**Stated task:** Produce a word-for-word copy of the listing below without its pictures.

**Items from a data source:**

+ + +

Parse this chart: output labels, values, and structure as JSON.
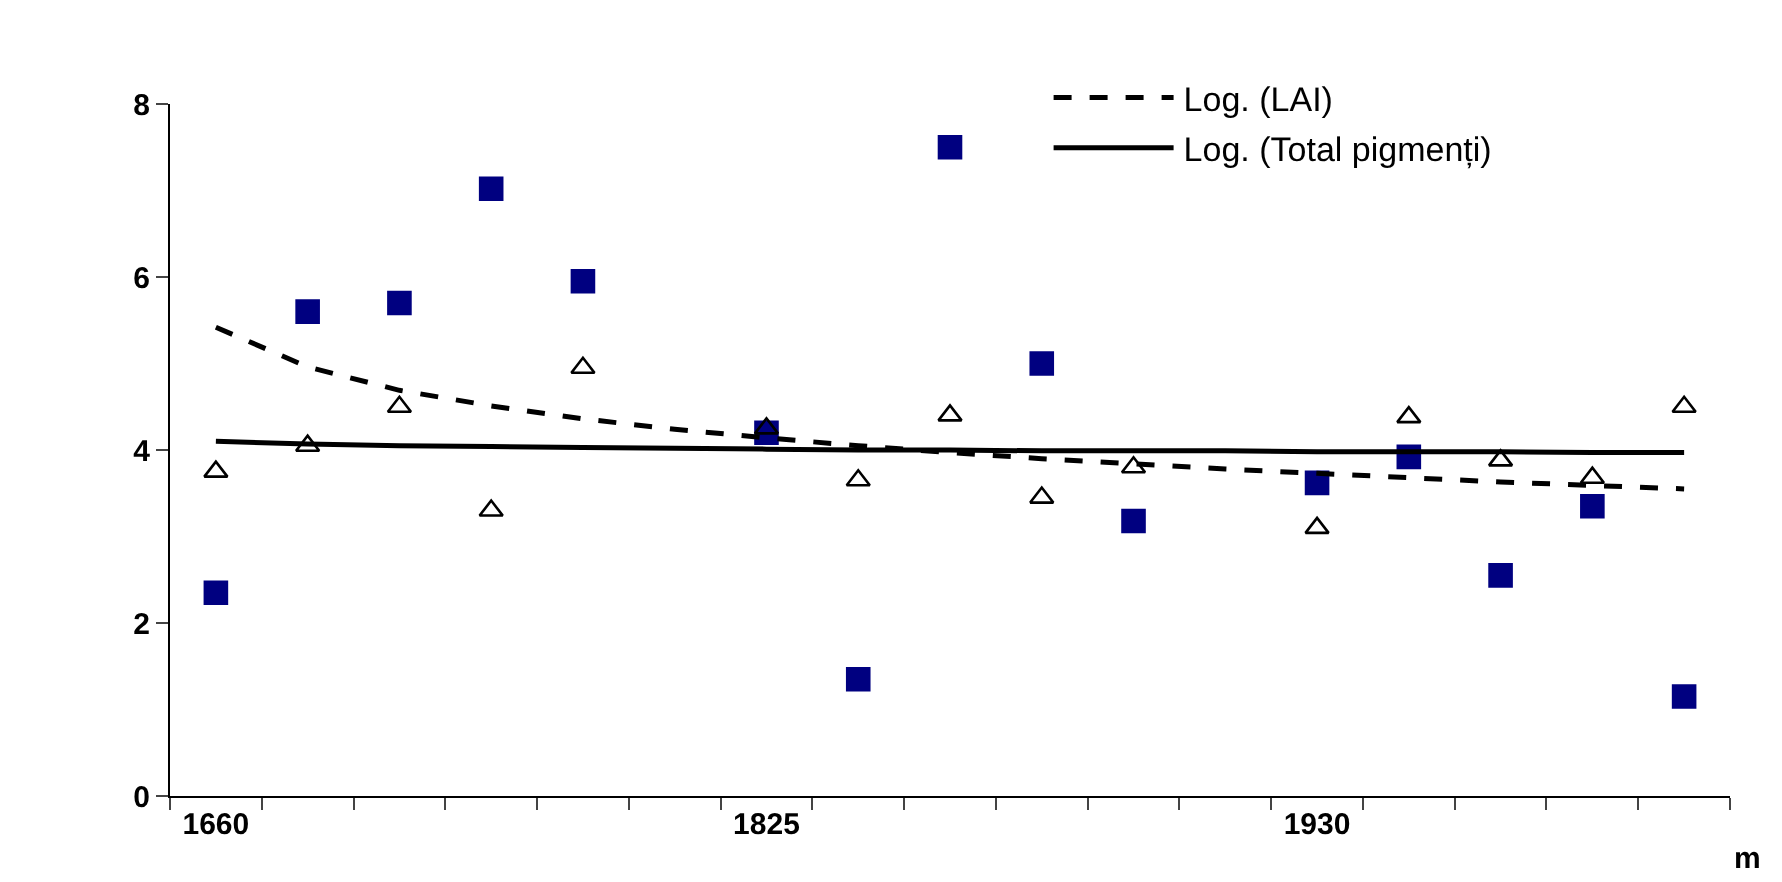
{
  "chart_data": {
    "type": "scatter",
    "xlabel": "m",
    "categories": [
      "1660",
      null,
      null,
      null,
      null,
      null,
      "1825",
      null,
      null,
      null,
      null,
      null,
      "1930",
      null,
      null,
      null,
      null
    ],
    "ylim": [
      0,
      8
    ],
    "yticks": [
      0,
      2,
      4,
      6,
      8
    ],
    "legend": "top right",
    "series": [
      {
        "marker": "square",
        "color": "#000080",
        "values": [
          2.35,
          5.6,
          5.7,
          7.02,
          5.95,
          null,
          4.2,
          1.35,
          7.5,
          5.0,
          3.18,
          null,
          3.62,
          3.92,
          2.55,
          3.35,
          1.15
        ]
      },
      {
        "marker": "triangle",
        "color": "#000000",
        "values": [
          3.75,
          4.05,
          4.5,
          3.3,
          4.95,
          null,
          4.25,
          3.65,
          4.4,
          3.45,
          3.8,
          null,
          3.1,
          4.38,
          3.88,
          3.68,
          4.5
        ]
      },
      {
        "type": "line",
        "name": "Log. (LAI)",
        "line_style": "dashed",
        "marker": "none",
        "color": "#000000",
        "values": [
          5.42,
          4.96,
          4.69,
          4.51,
          4.36,
          4.24,
          4.14,
          4.05,
          3.97,
          3.9,
          3.84,
          3.78,
          3.73,
          3.68,
          3.63,
          3.59,
          3.55
        ]
      },
      {
        "type": "line",
        "name": "Log. (Total pigmenți)",
        "line_style": "solid",
        "marker": "none",
        "color": "#000000",
        "values": [
          4.1,
          4.07,
          4.05,
          4.04,
          4.03,
          4.02,
          4.01,
          4.0,
          4.0,
          3.99,
          3.99,
          3.99,
          3.98,
          3.98,
          3.98,
          3.97,
          3.97
        ]
      }
    ]
  }
}
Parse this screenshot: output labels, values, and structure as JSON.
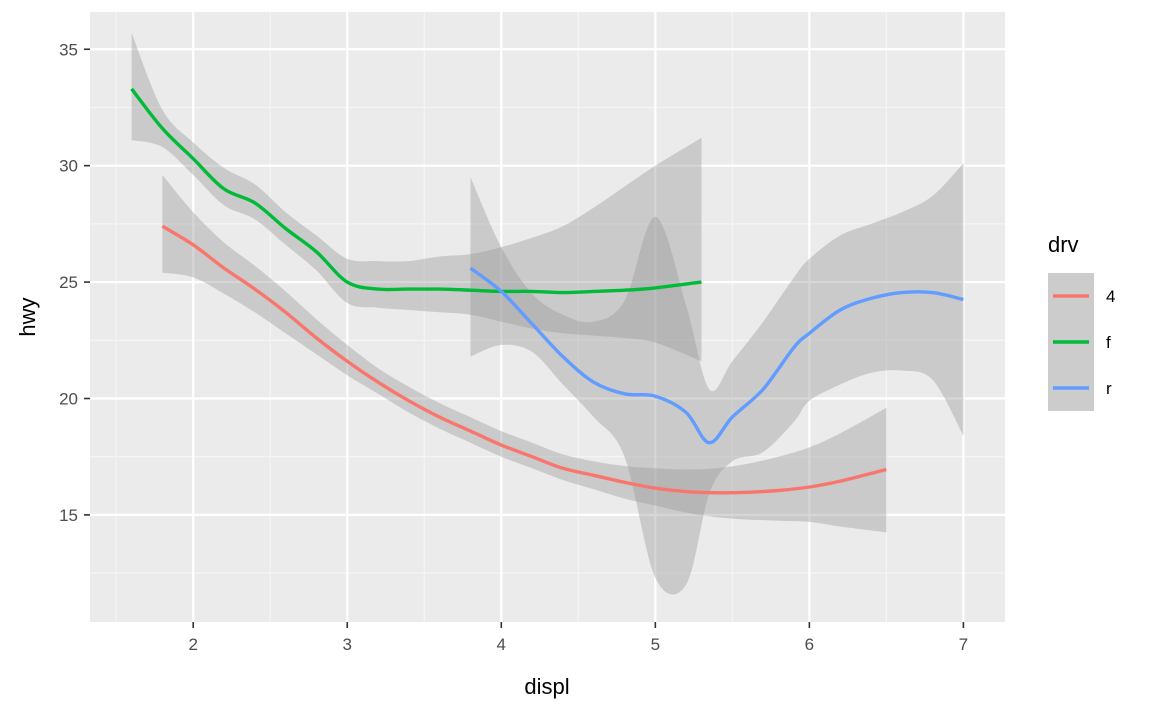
{
  "chart_data": {
    "type": "line",
    "xlabel": "displ",
    "ylabel": "hwy",
    "xlim": [
      1.33,
      7.27
    ],
    "ylim": [
      10.4,
      36.6
    ],
    "x_ticks": [
      2,
      3,
      4,
      5,
      6,
      7
    ],
    "y_ticks": [
      15,
      20,
      25,
      30,
      35
    ],
    "grid": true,
    "legend": {
      "title": "drv",
      "position": "right"
    },
    "series": [
      {
        "name": "4",
        "color": "#F8766D",
        "x": [
          1.8,
          2.0,
          2.2,
          2.4,
          2.6,
          2.8,
          3.0,
          3.2,
          3.4,
          3.6,
          3.8,
          4.0,
          4.2,
          4.4,
          4.6,
          4.8,
          5.0,
          5.2,
          5.4,
          5.6,
          5.8,
          6.0,
          6.2,
          6.5
        ],
        "y": [
          27.4,
          26.6,
          25.6,
          24.7,
          23.7,
          22.6,
          21.6,
          20.7,
          19.9,
          19.2,
          18.6,
          18.0,
          17.5,
          17.0,
          16.7,
          16.4,
          16.15,
          16.0,
          15.95,
          15.97,
          16.05,
          16.2,
          16.45,
          16.95
        ],
        "lower": [
          25.4,
          25.2,
          24.5,
          23.7,
          22.8,
          21.9,
          21.0,
          20.2,
          19.4,
          18.7,
          18.1,
          17.5,
          17.0,
          16.5,
          16.1,
          15.7,
          15.4,
          15.1,
          14.9,
          14.8,
          14.75,
          14.7,
          14.5,
          14.25
        ],
        "upper": [
          29.6,
          28.0,
          26.7,
          25.7,
          24.6,
          23.4,
          22.3,
          21.3,
          20.5,
          19.8,
          19.2,
          18.6,
          18.1,
          17.6,
          17.3,
          17.1,
          17.0,
          16.95,
          17.0,
          17.2,
          17.5,
          17.9,
          18.5,
          19.6
        ]
      },
      {
        "name": "f",
        "color": "#00BA38",
        "x": [
          1.6,
          1.8,
          2.0,
          2.2,
          2.4,
          2.6,
          2.8,
          3.0,
          3.2,
          3.4,
          3.6,
          3.8,
          4.0,
          4.2,
          4.4,
          4.6,
          4.8,
          5.0,
          5.3
        ],
        "y": [
          33.3,
          31.6,
          30.3,
          29.0,
          28.4,
          27.3,
          26.3,
          25.0,
          24.7,
          24.7,
          24.7,
          24.65,
          24.6,
          24.6,
          24.55,
          24.6,
          24.65,
          24.75,
          25.0
        ],
        "lower": [
          31.1,
          30.8,
          29.6,
          28.3,
          27.7,
          26.6,
          25.5,
          24.1,
          23.9,
          23.8,
          23.7,
          23.6,
          23.3,
          23.0,
          22.8,
          22.7,
          22.6,
          22.4,
          21.6
        ],
        "upper": [
          35.7,
          32.4,
          31.0,
          29.9,
          29.2,
          28.0,
          27.0,
          26.0,
          25.9,
          25.9,
          26.1,
          26.2,
          26.5,
          26.9,
          27.4,
          28.2,
          29.1,
          30.0,
          31.2
        ]
      },
      {
        "name": "r",
        "color": "#619CFF",
        "x": [
          3.8,
          4.0,
          4.2,
          4.4,
          4.6,
          4.8,
          5.0,
          5.2,
          5.35,
          5.5,
          5.7,
          5.9,
          6.0,
          6.2,
          6.4,
          6.6,
          6.8,
          7.0
        ],
        "y": [
          25.6,
          24.6,
          23.2,
          21.8,
          20.7,
          20.2,
          20.1,
          19.4,
          18.1,
          19.2,
          20.4,
          22.2,
          22.8,
          23.8,
          24.3,
          24.55,
          24.55,
          24.25
        ],
        "lower": [
          21.8,
          22.3,
          22.0,
          20.6,
          19.2,
          17.5,
          12.3,
          12.0,
          15.9,
          17.3,
          17.7,
          19.0,
          19.9,
          20.6,
          21.1,
          21.2,
          20.8,
          18.4
        ],
        "upper": [
          29.5,
          26.5,
          24.5,
          23.6,
          23.3,
          24.2,
          27.8,
          24.0,
          20.4,
          21.6,
          23.3,
          25.2,
          26.0,
          27.0,
          27.5,
          28.0,
          28.7,
          30.1
        ]
      }
    ]
  }
}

+ + +

**Answer for this exercise:**
Parse this chart: output labels, values, and structure as JSON.
{
  "chart_data": {
    "type": "scatter",
    "xlabel": "m",
    "categories": [
      "1660",
      null,
      null,
      null,
      null,
      null,
      "1825",
      null,
      null,
      null,
      null,
      null,
      "1930",
      null,
      null,
      null,
      null
    ],
    "ylim": [
      0,
      8
    ],
    "yticks": [
      0,
      2,
      4,
      6,
      8
    ],
    "legend": "top right",
    "series": [
      {
        "marker": "square",
        "color": "#000080",
        "values": [
          2.35,
          5.6,
          5.7,
          7.02,
          5.95,
          null,
          4.2,
          1.35,
          7.5,
          5.0,
          3.18,
          null,
          3.62,
          3.92,
          2.55,
          3.35,
          1.15
        ]
      },
      {
        "marker": "triangle",
        "color": "#000000",
        "values": [
          3.75,
          4.05,
          4.5,
          3.3,
          4.95,
          null,
          4.25,
          3.65,
          4.4,
          3.45,
          3.8,
          null,
          3.1,
          4.38,
          3.88,
          3.68,
          4.5
        ]
      },
      {
        "type": "line",
        "name": "Log. (LAI)",
        "line_style": "dashed",
        "marker": "none",
        "color": "#000000",
        "values": [
          5.42,
          4.96,
          4.69,
          4.51,
          4.36,
          4.24,
          4.14,
          4.05,
          3.97,
          3.9,
          3.84,
          3.78,
          3.73,
          3.68,
          3.63,
          3.59,
          3.55
        ]
      },
      {
        "type": "line",
        "name": "Log. (Total pigmenți)",
        "line_style": "solid",
        "marker": "none",
        "color": "#000000",
        "values": [
          4.1,
          4.07,
          4.05,
          4.04,
          4.03,
          4.02,
          4.01,
          4.0,
          4.0,
          3.99,
          3.99,
          3.99,
          3.98,
          3.98,
          3.98,
          3.97,
          3.97
        ]
      }
    ]
  }
}
Parse this screenshot: output labels, values, and structure as JSON.
{
  "chart_data": {
    "type": "line",
    "xlabel": "displ",
    "ylabel": "hwy",
    "xlim": [
      1.33,
      7.27
    ],
    "ylim": [
      10.4,
      36.6
    ],
    "x_ticks": [
      2,
      3,
      4,
      5,
      6,
      7
    ],
    "y_ticks": [
      15,
      20,
      25,
      30,
      35
    ],
    "grid": true,
    "legend": {
      "title": "drv",
      "position": "right"
    },
    "series": [
      {
        "name": "4",
        "color": "#F8766D",
        "x": [
          1.8,
          2.0,
          2.2,
          2.4,
          2.6,
          2.8,
          3.0,
          3.2,
          3.4,
          3.6,
          3.8,
          4.0,
          4.2,
          4.4,
          4.6,
          4.8,
          5.0,
          5.2,
          5.4,
          5.6,
          5.8,
          6.0,
          6.2,
          6.5
        ],
        "y": [
          27.4,
          26.6,
          25.6,
          24.7,
          23.7,
          22.6,
          21.6,
          20.7,
          19.9,
          19.2,
          18.6,
          18.0,
          17.5,
          17.0,
          16.7,
          16.4,
          16.15,
          16.0,
          15.95,
          15.97,
          16.05,
          16.2,
          16.45,
          16.95
        ],
        "lower": [
          25.4,
          25.2,
          24.5,
          23.7,
          22.8,
          21.9,
          21.0,
          20.2,
          19.4,
          18.7,
          18.1,
          17.5,
          17.0,
          16.5,
          16.1,
          15.7,
          15.4,
          15.1,
          14.9,
          14.8,
          14.75,
          14.7,
          14.5,
          14.25
        ],
        "upper": [
          29.6,
          28.0,
          26.7,
          25.7,
          24.6,
          23.4,
          22.3,
          21.3,
          20.5,
          19.8,
          19.2,
          18.6,
          18.1,
          17.6,
          17.3,
          17.1,
          17.0,
          16.95,
          17.0,
          17.2,
          17.5,
          17.9,
          18.5,
          19.6
        ]
      },
      {
        "name": "f",
        "color": "#00BA38",
        "x": [
          1.6,
          1.8,
          2.0,
          2.2,
          2.4,
          2.6,
          2.8,
          3.0,
          3.2,
          3.4,
          3.6,
          3.8,
          4.0,
          4.2,
          4.4,
          4.6,
          4.8,
          5.0,
          5.3
        ],
        "y": [
          33.3,
          31.6,
          30.3,
          29.0,
          28.4,
          27.3,
          26.3,
          25.0,
          24.7,
          24.7,
          24.7,
          24.65,
          24.6,
          24.6,
          24.55,
          24.6,
          24.65,
          24.75,
          25.0
        ],
        "lower": [
          31.1,
          30.8,
          29.6,
          28.3,
          27.7,
          26.6,
          25.5,
          24.1,
          23.9,
          23.8,
          23.7,
          23.6,
          23.3,
          23.0,
          22.8,
          22.7,
          22.6,
          22.4,
          21.6
        ],
        "upper": [
          35.7,
          32.4,
          31.0,
          29.9,
          29.2,
          28.0,
          27.0,
          26.0,
          25.9,
          25.9,
          26.1,
          26.2,
          26.5,
          26.9,
          27.4,
          28.2,
          29.1,
          30.0,
          31.2
        ]
      },
      {
        "name": "r",
        "color": "#619CFF",
        "x": [
          3.8,
          4.0,
          4.2,
          4.4,
          4.6,
          4.8,
          5.0,
          5.2,
          5.35,
          5.5,
          5.7,
          5.9,
          6.0,
          6.2,
          6.4,
          6.6,
          6.8,
          7.0
        ],
        "y": [
          25.6,
          24.6,
          23.2,
          21.8,
          20.7,
          20.2,
          20.1,
          19.4,
          18.1,
          19.2,
          20.4,
          22.2,
          22.8,
          23.8,
          24.3,
          24.55,
          24.55,
          24.25
        ],
        "lower": [
          21.8,
          22.3,
          22.0,
          20.6,
          19.2,
          17.5,
          12.3,
          12.0,
          15.9,
          17.3,
          17.7,
          19.0,
          19.9,
          20.6,
          21.1,
          21.2,
          20.8,
          18.4
        ],
        "upper": [
          29.5,
          26.5,
          24.5,
          23.6,
          23.3,
          24.2,
          27.8,
          24.0,
          20.4,
          21.6,
          23.3,
          25.2,
          26.0,
          27.0,
          27.5,
          28.0,
          28.7,
          30.1
        ]
      }
    ]
  }
}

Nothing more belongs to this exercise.